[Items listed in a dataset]
########
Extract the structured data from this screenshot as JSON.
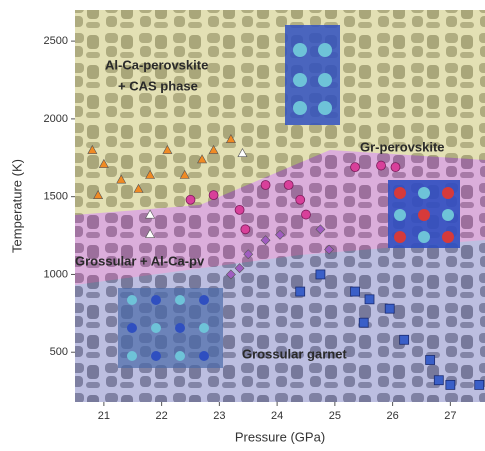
{
  "chart_data": {
    "type": "scatter",
    "x_label": "Pressure (GPa)",
    "y_label": "Temperature (K)",
    "xlim": [
      20.5,
      27.6
    ],
    "ylim": [
      180,
      2700
    ],
    "xticks": [
      21,
      22,
      23,
      24,
      25,
      26,
      27
    ],
    "yticks": [
      500,
      1000,
      1500,
      2000,
      2500
    ],
    "annotations": [
      "Al-Ca-perovskite",
      "+ CAS phase",
      "Gr-perovskite",
      "Grossular + Al-Ca-pv",
      "Grossular garnet"
    ],
    "series": [
      {
        "color": "#f08a24",
        "marker": "triangle",
        "x": [
          20.8,
          21.0,
          21.3,
          21.8,
          22.1,
          22.4,
          22.7,
          22.9,
          23.2,
          21.6,
          20.9
        ],
        "values": [
          1800,
          1710,
          1610,
          1640,
          1800,
          1640,
          1740,
          1800,
          1870,
          1550,
          1510
        ]
      },
      {
        "color": "#ffffff",
        "marker": "triangle",
        "x": [
          21.8,
          21.8,
          23.4
        ],
        "values": [
          1385,
          1260,
          1780
        ]
      },
      {
        "color": "#d8409a",
        "marker": "circle",
        "x": [
          22.5,
          22.9,
          23.35,
          23.8,
          24.2,
          24.4,
          24.5,
          23.45,
          25.35,
          25.8,
          26.05
        ],
        "values": [
          1480,
          1510,
          1415,
          1575,
          1575,
          1480,
          1385,
          1290,
          1690,
          1700,
          1690
        ]
      },
      {
        "color": "#a05cc0",
        "marker": "diamond",
        "x": [
          23.5,
          23.8,
          24.05,
          24.75,
          24.9,
          23.35,
          23.2
        ],
        "values": [
          1130,
          1220,
          1255,
          1290,
          1160,
          1040,
          1000
        ]
      },
      {
        "color": "#3a5fc8",
        "marker": "square",
        "x": [
          24.75,
          24.4,
          25.35,
          25.6,
          25.95,
          25.5,
          26.2,
          26.8,
          27.0,
          27.5,
          26.65
        ],
        "values": [
          1000,
          890,
          890,
          840,
          780,
          690,
          580,
          320,
          290,
          290,
          450
        ]
      }
    ]
  }
}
########
- _What to produce_
Omit the pictures and restate the rest of the records verbatim.

- _Correct response_
Extract the structured data from this screenshot as JSON.
{
  "chart_data": {
    "type": "scatter",
    "x_label": "Pressure (GPa)",
    "y_label": "Temperature (K)",
    "xlim": [
      20.5,
      27.6
    ],
    "ylim": [
      180,
      2700
    ],
    "xticks": [
      21,
      22,
      23,
      24,
      25,
      26,
      27
    ],
    "yticks": [
      500,
      1000,
      1500,
      2000,
      2500
    ],
    "annotations": [
      "Al-Ca-perovskite",
      "+ CAS phase",
      "Gr-perovskite",
      "Grossular + Al-Ca-pv",
      "Grossular garnet"
    ],
    "series": [
      {
        "color": "#f08a24",
        "marker": "triangle",
        "x": [
          20.8,
          21.0,
          21.3,
          21.8,
          22.1,
          22.4,
          22.7,
          22.9,
          23.2,
          21.6,
          20.9
        ],
        "values": [
          1800,
          1710,
          1610,
          1640,
          1800,
          1640,
          1740,
          1800,
          1870,
          1550,
          1510
        ]
      },
      {
        "color": "#ffffff",
        "marker": "triangle",
        "x": [
          21.8,
          21.8,
          23.4
        ],
        "values": [
          1385,
          1260,
          1780
        ]
      },
      {
        "color": "#d8409a",
        "marker": "circle",
        "x": [
          22.5,
          22.9,
          23.35,
          23.8,
          24.2,
          24.4,
          24.5,
          23.45,
          25.35,
          25.8,
          26.05
        ],
        "values": [
          1480,
          1510,
          1415,
          1575,
          1575,
          1480,
          1385,
          1290,
          1690,
          1700,
          1690
        ]
      },
      {
        "color": "#a05cc0",
        "marker": "diamond",
        "x": [
          23.5,
          23.8,
          24.05,
          24.75,
          24.9,
          23.35,
          23.2
        ],
        "values": [
          1130,
          1220,
          1255,
          1290,
          1160,
          1040,
          1000
        ]
      },
      {
        "color": "#3a5fc8",
        "marker": "square",
        "x": [
          24.75,
          24.4,
          25.35,
          25.6,
          25.95,
          25.5,
          26.2,
          26.8,
          27.0,
          27.5,
          26.65
        ],
        "values": [
          1000,
          890,
          890,
          840,
          780,
          690,
          580,
          320,
          290,
          290,
          450
        ]
      }
    ]
  }
}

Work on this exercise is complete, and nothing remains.